Saved entries
↓↓↓

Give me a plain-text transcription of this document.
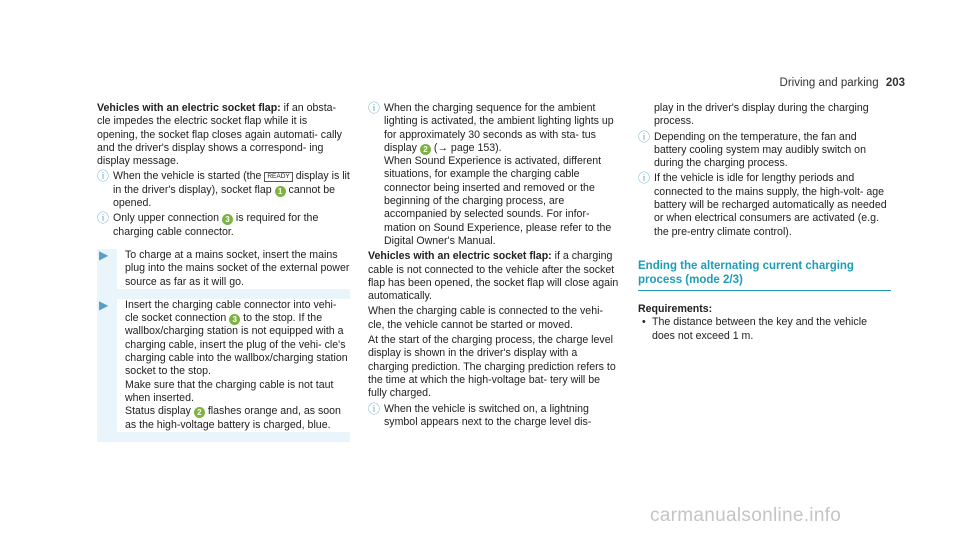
Driving and parking 203

Vehicles with an electric socket flap: if an obsta- cle impedes the electric socket flap while it is opening, the socket flap closes again automati- cally and the driver's display shows a correspond- ing display message.

ⓘ When the vehicle is started (the READY display is lit in the driver's display), socket flap 1 cannot be opened.
ⓘ Only upper connection 3 is required for the charging cable connector.
▶	To charge at a mains socket, insert the mains plug into the mains socket of the external power source as far as it will go.
▶	Insert the charging cable connector into vehi- cle socket connection 3 to the stop. If the wallbox/charging station is not equipped with a charging cable, insert the plug of the vehi- cle's charging cable into the wallbox/charging station socket to the stop.
Make sure that the charging cable is not taut when inserted.
Status display 2 flashes orange and, as soon as the high-voltage battery is charged, blue.
ⓘ When the charging sequence for the ambient lighting is activated, the ambient lighting lights up for approximately 30 seconds as with sta- tus display 2 (→ page 153).
When Sound Experience is activated, different situations, for example the charging cable connector being inserted and removed or the beginning of the charging process, are accompanied by selected sounds. For infor- mation on Sound Experience, please refer to the Digital Owner's Manual.

Vehicles with an electric socket flap: if a charging cable is not connected to the vehicle after the socket flap has been opened, the socket flap will close again automatically.

When the charging cable is connected to the vehi- cle, the vehicle cannot be started or moved.

At the start of the charging process, the charge level display is shown in the driver's display with a charging prediction. The charging prediction refers to the time at which the high-voltage bat- tery will be fully charged.

ⓘ When the vehicle is switched on, a lightning symbol appears next to the charge level dis-

play in the driver's display during the charging process.

ⓘ Depending on the temperature, the fan and battery cooling system may audibly switch on during the charging process.
ⓘ If the vehicle is idle for lengthy periods and connected to the mains supply, the high-volt- age battery will be recharged automatically as needed or when electrical consumers are activated (e.g. the pre-entry climate control).
Ending the alternating current charging process (mode 2/3)

Requirements:

• The distance between the key and the vehicle does not exceed 1 m.
carmanualsonline.info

↑↑↑

What needs to be done
Transcribe the listing in full and omit the pictures.

Final result
Give me a plain-text transcription of this document.
Driving and parking 203

Vehicles with an electric socket flap: if an obsta- cle impedes the electric socket flap while it is opening, the socket flap closes again automati- cally and the driver's display shows a correspond- ing display message.

ⓘ When the vehicle is started (the READY display is lit in the driver's display), socket flap 1 cannot be opened.
ⓘ Only upper connection 3 is required for the charging cable connector.
▶	To charge at a mains socket, insert the mains plug into the mains socket of the external power source as far as it will go.
▶	Insert the charging cable connector into vehi- cle socket connection 3 to the stop. If the wallbox/charging station is not equipped with a charging cable, insert the plug of the vehi- cle's charging cable into the wallbox/charging station socket to the stop.
Make sure that the charging cable is not taut when inserted.
Status display 2 flashes orange and, as soon as the high-voltage battery is charged, blue.
ⓘ When the charging sequence for the ambient lighting is activated, the ambient lighting lights up for approximately 30 seconds as with sta- tus display 2 (→ page 153).
When Sound Experience is activated, different situations, for example the charging cable connector being inserted and removed or the beginning of the charging process, are accompanied by selected sounds. For infor- mation on Sound Experience, please refer to the Digital Owner's Manual.

Vehicles with an electric socket flap: if a charging cable is not connected to the vehicle after the socket flap has been opened, the socket flap will close again automatically.

When the charging cable is connected to the vehi- cle, the vehicle cannot be started or moved.

At the start of the charging process, the charge level display is shown in the driver's display with a charging prediction. The charging prediction refers to the time at which the high-voltage bat- tery will be fully charged.

ⓘ When the vehicle is switched on, a lightning symbol appears next to the charge level dis-

play in the driver's display during the charging process.

ⓘ Depending on the temperature, the fan and battery cooling system may audibly switch on during the charging process.
ⓘ If the vehicle is idle for lengthy periods and connected to the mains supply, the high-volt- age battery will be recharged automatically as needed or when electrical consumers are activated (e.g. the pre-entry climate control).
Ending the alternating current charging process (mode 2/3)

Requirements:

• The distance between the key and the vehicle does not exceed 1 m.
carmanualsonline.info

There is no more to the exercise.